### What you need to do
Write the material out again exactly.

Stored data entries:
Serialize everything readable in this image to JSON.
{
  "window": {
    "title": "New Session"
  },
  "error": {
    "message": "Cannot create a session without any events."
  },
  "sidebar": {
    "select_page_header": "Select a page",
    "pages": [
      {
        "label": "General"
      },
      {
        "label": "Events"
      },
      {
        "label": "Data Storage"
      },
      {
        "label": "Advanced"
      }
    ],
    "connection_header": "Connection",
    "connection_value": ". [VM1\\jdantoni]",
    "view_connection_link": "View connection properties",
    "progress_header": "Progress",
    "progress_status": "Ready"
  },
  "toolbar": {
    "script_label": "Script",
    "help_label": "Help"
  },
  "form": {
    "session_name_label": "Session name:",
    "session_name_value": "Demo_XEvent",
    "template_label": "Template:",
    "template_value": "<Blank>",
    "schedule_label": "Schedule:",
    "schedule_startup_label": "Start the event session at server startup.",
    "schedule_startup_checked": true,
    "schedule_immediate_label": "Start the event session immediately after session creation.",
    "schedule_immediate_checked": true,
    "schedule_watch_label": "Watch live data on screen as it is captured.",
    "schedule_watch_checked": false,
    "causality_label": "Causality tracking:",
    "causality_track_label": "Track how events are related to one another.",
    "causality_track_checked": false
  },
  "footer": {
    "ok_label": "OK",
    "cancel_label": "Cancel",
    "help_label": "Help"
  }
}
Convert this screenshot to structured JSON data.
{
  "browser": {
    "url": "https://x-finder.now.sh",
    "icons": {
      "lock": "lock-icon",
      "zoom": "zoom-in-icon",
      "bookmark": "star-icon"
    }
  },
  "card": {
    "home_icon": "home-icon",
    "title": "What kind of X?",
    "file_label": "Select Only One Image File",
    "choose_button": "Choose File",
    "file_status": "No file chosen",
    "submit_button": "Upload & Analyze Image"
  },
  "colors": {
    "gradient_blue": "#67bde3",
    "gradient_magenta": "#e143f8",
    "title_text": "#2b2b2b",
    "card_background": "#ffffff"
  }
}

### Exercise solution
Serialize everything readable in this image to JSON.
{
  "window": {
    "title": "New Session"
  },
  "error": {
    "message": "Cannot create a session without any events."
  },
  "sidebar": {
    "select_page_header": "Select a page",
    "pages": [
      {
        "label": "General"
      },
      {
        "label": "Events"
      },
      {
        "label": "Data Storage"
      },
      {
        "label": "Advanced"
      }
    ],
    "connection_header": "Connection",
    "connection_value": ". [VM1\\jdantoni]",
    "view_connection_link": "View connection properties",
    "progress_header": "Progress",
    "progress_status": "Ready"
  },
  "toolbar": {
    "script_label": "Script",
    "help_label": "Help"
  },
  "form": {
    "session_name_label": "Session name:",
    "session_name_value": "Demo_XEvent",
    "template_label": "Template:",
    "template_value": "<Blank>",
    "schedule_label": "Schedule:",
    "schedule_startup_label": "Start the event session at server startup.",
    "schedule_startup_checked": true,
    "schedule_immediate_label": "Start the event session immediately after session creation.",
    "schedule_immediate_checked": true,
    "schedule_watch_label": "Watch live data on screen as it is captured.",
    "schedule_watch_checked": false,
    "causality_label": "Causality tracking:",
    "causality_track_label": "Track how events are related to one another.",
    "causality_track_checked": false
  },
  "footer": {
    "ok_label": "OK",
    "cancel_label": "Cancel",
    "help_label": "Help"
  }
}
Convert this screenshot to structured JSON data.
{
  "browser": {
    "url": "https://x-finder.now.sh",
    "icons": {
      "lock": "lock-icon",
      "zoom": "zoom-in-icon",
      "bookmark": "star-icon"
    }
  },
  "card": {
    "home_icon": "home-icon",
    "title": "What kind of X?",
    "file_label": "Select Only One Image File",
    "choose_button": "Choose File",
    "file_status": "No file chosen",
    "submit_button": "Upload & Analyze Image"
  },
  "colors": {
    "gradient_blue": "#67bde3",
    "gradient_magenta": "#e143f8",
    "title_text": "#2b2b2b",
    "card_background": "#ffffff"
  }
}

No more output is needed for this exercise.